→ **GOAL**:
Your task is to output the data exactly as it stands.

start EXCERPTED DATA

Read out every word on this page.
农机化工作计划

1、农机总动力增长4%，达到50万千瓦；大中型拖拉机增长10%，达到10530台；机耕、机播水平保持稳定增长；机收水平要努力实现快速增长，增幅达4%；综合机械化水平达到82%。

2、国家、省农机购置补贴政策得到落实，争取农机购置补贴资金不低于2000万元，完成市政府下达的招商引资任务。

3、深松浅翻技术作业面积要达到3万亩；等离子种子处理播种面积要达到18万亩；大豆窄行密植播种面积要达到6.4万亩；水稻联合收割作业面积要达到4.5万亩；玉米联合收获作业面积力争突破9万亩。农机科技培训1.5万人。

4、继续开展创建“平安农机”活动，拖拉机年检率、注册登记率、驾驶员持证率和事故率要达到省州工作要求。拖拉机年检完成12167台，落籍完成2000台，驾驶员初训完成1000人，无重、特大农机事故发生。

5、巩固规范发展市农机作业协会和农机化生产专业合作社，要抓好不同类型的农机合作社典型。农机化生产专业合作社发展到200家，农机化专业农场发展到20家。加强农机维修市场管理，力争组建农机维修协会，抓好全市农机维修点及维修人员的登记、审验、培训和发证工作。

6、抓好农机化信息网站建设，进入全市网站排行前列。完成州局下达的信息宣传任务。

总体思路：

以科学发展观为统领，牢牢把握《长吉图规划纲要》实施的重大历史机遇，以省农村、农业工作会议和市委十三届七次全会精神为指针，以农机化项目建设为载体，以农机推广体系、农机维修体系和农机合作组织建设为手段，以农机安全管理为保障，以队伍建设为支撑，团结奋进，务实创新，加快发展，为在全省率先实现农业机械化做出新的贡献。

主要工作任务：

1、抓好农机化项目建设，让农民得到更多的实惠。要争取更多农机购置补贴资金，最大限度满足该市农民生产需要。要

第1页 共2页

end EXCERPTED DATA

→ **WORKED SOLUTION**:
Read out every word on this page.
农机化工作计划

1、农机总动力增长4%，达到50万千瓦；大中型拖拉机增长10%，达到10530台；机耕、机播水平保持稳定增长；机收水平要努力实现快速增长，增幅达4%；综合机械化水平达到82%。

2、国家、省农机购置补贴政策得到落实，争取农机购置补贴资金不低于2000万元，完成市政府下达的招商引资任务。

3、深松浅翻技术作业面积要达到3万亩；等离子种子处理播种面积要达到18万亩；大豆窄行密植播种面积要达到6.4万亩；水稻联合收割作业面积要达到4.5万亩；玉米联合收获作业面积力争突破9万亩。农机科技培训1.5万人。

4、继续开展创建“平安农机”活动，拖拉机年检率、注册登记率、驾驶员持证率和事故率要达到省州工作要求。拖拉机年检完成12167台，落籍完成2000台，驾驶员初训完成1000人，无重、特大农机事故发生。

5、巩固规范发展市农机作业协会和农机化生产专业合作社，要抓好不同类型的农机合作社典型。农机化生产专业合作社发展到200家，农机化专业农场发展到20家。加强农机维修市场管理，力争组建农机维修协会，抓好全市农机维修点及维修人员的登记、审验、培训和发证工作。

6、抓好农机化信息网站建设，进入全市网站排行前列。完成州局下达的信息宣传任务。

总体思路：

以科学发展观为统领，牢牢把握《长吉图规划纲要》实施的重大历史机遇，以省农村、农业工作会议和市委十三届七次全会精神为指针，以农机化项目建设为载体，以农机推广体系、农机维修体系和农机合作组织建设为手段，以农机安全管理为保障，以队伍建设为支撑，团结奋进，务实创新，加快发展，为在全省率先实现农业机械化做出新的贡献。

主要工作任务：

1、抓好农机化项目建设，让农民得到更多的实惠。要争取更多农机购置补贴资金，最大限度满足该市农民生产需要。要

第1页 共2页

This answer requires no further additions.